Work to do :: Take every line where the string "JSON" appears and copy it.

Material provided ::
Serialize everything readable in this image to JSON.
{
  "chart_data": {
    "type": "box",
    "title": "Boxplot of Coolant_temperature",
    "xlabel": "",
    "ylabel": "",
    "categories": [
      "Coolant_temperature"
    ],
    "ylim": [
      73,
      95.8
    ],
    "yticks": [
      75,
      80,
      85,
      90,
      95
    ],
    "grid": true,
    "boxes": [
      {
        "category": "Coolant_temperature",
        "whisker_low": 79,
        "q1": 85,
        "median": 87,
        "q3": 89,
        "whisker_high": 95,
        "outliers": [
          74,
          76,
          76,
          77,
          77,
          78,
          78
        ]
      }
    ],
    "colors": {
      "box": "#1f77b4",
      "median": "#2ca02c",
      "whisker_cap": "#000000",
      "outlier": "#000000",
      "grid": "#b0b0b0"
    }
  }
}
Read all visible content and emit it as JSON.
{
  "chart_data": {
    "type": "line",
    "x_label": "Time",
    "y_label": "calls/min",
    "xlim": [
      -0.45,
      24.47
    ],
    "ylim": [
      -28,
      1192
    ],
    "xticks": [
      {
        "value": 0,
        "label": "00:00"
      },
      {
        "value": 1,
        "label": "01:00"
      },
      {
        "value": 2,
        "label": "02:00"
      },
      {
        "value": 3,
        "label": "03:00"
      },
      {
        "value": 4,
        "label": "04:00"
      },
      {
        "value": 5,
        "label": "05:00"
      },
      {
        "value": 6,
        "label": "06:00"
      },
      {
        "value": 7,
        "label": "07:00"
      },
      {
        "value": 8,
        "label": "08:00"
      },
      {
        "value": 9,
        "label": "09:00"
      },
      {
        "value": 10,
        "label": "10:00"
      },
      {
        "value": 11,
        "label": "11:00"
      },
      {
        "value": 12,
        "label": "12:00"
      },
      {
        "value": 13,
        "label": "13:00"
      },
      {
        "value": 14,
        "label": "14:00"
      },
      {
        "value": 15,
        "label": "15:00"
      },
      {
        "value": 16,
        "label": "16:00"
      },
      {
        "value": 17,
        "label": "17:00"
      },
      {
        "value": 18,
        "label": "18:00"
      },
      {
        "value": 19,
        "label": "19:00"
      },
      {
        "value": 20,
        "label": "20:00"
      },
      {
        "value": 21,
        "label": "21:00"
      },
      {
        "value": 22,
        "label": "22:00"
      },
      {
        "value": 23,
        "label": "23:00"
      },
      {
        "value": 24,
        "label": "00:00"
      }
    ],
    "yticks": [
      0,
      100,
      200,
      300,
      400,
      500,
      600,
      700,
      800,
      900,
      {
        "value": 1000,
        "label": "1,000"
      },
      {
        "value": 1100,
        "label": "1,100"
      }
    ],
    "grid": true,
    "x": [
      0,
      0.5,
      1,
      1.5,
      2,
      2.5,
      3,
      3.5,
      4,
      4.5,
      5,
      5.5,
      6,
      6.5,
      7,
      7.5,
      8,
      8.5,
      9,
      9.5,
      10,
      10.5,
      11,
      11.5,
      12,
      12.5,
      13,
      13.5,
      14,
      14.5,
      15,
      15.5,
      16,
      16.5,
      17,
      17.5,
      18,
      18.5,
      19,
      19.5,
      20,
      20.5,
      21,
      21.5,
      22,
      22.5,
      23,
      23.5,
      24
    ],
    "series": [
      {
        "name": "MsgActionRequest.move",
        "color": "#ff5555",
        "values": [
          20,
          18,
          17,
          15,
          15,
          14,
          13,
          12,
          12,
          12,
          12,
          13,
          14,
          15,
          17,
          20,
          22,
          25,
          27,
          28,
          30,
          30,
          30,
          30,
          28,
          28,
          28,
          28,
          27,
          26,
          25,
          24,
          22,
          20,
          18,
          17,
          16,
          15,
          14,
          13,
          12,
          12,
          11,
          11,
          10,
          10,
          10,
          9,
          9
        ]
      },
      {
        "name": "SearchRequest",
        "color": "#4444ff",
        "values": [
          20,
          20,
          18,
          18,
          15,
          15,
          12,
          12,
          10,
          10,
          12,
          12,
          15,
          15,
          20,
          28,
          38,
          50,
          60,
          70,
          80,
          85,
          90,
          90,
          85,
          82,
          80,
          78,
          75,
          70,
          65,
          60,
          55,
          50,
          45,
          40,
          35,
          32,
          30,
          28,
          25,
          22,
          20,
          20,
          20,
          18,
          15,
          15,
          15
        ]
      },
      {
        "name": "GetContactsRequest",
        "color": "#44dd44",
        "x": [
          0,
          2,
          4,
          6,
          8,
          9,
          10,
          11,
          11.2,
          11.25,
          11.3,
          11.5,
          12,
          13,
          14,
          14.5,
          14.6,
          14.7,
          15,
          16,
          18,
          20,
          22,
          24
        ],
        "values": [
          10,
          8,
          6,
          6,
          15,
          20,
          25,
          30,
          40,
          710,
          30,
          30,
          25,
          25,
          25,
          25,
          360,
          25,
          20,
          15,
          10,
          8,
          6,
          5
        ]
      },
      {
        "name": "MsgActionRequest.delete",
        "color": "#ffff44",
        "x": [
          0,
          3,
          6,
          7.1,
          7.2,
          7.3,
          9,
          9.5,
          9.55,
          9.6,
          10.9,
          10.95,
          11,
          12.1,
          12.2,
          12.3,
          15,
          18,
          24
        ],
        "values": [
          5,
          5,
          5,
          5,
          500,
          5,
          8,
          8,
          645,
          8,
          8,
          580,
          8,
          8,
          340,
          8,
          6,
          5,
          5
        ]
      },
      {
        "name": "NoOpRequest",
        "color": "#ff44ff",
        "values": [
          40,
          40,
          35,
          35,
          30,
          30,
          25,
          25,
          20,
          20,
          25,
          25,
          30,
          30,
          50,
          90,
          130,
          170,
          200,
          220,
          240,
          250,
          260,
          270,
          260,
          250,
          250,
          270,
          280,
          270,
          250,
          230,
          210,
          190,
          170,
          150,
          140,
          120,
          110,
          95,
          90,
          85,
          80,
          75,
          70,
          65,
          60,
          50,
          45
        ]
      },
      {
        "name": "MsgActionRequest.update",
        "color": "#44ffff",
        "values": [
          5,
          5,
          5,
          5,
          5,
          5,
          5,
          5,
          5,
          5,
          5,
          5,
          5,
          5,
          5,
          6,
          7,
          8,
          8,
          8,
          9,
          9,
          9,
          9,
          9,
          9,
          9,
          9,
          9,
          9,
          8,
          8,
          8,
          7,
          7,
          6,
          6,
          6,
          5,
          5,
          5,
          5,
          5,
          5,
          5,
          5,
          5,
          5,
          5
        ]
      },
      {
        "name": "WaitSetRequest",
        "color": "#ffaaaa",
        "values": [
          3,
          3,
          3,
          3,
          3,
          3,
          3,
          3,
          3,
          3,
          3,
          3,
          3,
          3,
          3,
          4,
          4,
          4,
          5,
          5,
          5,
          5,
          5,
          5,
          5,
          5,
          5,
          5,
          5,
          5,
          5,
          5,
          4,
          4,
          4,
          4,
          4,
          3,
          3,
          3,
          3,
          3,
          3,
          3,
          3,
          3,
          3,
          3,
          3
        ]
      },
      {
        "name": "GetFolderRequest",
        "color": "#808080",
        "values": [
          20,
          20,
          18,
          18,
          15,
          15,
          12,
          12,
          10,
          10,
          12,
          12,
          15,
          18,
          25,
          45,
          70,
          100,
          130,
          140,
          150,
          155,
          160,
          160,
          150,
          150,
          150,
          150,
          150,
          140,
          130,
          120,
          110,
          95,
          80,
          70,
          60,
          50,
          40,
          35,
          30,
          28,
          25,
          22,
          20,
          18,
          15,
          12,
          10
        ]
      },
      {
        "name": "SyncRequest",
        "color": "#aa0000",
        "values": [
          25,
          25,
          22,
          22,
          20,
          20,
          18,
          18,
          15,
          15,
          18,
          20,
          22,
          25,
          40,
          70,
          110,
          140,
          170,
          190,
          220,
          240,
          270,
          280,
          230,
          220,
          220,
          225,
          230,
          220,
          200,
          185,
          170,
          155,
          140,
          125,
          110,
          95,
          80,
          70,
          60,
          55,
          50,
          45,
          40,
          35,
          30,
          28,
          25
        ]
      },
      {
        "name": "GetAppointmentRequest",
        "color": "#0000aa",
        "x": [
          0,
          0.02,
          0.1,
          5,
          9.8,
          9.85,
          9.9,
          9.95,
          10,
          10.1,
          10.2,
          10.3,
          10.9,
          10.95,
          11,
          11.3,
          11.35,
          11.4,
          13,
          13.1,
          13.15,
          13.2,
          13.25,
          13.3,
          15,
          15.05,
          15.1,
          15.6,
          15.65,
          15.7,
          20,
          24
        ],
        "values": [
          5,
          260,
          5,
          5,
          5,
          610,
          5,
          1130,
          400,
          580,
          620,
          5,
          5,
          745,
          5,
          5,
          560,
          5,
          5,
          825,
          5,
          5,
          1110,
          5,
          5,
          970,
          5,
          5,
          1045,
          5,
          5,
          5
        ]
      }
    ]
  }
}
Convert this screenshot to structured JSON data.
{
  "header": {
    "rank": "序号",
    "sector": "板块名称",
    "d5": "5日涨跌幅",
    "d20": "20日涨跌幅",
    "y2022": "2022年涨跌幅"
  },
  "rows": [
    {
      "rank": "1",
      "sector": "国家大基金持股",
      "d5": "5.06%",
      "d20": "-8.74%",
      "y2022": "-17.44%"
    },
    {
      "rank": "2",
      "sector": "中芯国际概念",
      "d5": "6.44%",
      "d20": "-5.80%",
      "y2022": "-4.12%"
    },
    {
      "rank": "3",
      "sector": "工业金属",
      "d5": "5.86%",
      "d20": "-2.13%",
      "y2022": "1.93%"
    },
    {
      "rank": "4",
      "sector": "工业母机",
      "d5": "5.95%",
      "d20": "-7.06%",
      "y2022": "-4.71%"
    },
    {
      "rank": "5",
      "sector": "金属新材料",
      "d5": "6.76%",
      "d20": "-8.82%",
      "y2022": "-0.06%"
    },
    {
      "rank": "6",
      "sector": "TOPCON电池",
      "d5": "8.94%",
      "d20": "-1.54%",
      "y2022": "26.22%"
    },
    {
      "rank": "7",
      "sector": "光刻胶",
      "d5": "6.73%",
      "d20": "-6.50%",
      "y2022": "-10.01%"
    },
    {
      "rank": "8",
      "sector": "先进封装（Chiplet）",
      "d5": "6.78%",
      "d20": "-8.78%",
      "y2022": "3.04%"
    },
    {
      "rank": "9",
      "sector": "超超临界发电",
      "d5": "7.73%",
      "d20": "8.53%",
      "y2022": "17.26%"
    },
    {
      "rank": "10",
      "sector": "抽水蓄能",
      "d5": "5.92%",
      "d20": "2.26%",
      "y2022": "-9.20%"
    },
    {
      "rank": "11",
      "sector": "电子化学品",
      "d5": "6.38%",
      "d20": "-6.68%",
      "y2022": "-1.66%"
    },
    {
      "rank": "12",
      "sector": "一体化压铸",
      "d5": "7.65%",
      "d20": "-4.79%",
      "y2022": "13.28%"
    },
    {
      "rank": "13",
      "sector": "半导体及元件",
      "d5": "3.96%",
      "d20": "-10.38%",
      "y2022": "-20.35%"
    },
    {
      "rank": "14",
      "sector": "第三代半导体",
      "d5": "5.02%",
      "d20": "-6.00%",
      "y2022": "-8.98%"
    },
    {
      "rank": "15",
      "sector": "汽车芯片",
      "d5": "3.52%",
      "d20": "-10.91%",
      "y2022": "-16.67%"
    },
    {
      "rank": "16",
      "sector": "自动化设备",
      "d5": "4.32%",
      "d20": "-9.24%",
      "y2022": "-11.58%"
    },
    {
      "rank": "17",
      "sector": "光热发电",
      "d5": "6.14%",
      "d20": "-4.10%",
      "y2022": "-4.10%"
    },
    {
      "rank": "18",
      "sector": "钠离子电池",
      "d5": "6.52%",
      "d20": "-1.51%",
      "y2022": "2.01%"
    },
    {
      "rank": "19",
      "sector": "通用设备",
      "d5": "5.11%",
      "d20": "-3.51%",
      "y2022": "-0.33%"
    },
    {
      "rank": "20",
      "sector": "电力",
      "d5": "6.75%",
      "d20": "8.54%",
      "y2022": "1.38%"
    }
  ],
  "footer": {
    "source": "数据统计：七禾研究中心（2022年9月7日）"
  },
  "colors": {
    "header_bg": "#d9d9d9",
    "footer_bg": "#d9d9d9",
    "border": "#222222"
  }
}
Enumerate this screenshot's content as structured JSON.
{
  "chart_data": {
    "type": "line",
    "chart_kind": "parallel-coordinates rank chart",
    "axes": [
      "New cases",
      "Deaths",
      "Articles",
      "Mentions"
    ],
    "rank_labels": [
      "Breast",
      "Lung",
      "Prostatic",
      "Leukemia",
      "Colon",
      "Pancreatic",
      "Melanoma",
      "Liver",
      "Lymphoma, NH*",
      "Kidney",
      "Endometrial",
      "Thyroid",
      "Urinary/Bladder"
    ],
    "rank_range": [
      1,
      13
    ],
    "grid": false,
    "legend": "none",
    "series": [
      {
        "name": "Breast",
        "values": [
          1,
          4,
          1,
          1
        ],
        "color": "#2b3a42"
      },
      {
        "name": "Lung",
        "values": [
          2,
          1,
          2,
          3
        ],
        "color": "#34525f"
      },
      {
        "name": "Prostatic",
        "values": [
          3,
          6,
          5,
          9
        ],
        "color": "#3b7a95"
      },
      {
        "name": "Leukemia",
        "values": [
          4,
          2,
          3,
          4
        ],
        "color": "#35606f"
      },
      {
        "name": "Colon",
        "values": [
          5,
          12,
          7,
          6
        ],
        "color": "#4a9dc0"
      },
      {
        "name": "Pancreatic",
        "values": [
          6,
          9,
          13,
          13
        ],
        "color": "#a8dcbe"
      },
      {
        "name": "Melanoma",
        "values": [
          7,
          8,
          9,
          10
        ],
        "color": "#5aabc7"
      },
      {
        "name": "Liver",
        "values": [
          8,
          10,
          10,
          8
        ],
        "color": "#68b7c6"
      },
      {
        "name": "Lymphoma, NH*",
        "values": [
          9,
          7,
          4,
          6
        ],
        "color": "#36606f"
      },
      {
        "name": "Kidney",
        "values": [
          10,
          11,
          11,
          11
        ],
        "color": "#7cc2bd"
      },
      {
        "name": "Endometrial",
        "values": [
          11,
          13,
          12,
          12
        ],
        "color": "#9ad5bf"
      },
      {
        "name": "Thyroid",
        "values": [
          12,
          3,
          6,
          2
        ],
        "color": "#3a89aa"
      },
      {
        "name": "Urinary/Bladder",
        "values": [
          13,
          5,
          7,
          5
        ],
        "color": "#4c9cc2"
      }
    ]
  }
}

Answer to the problem ::
Serialize everything readable in this image to JSON.
Read all visible content and emit it as JSON.
Convert this screenshot to structured JSON data.
Enumerate this screenshot's content as structured JSON.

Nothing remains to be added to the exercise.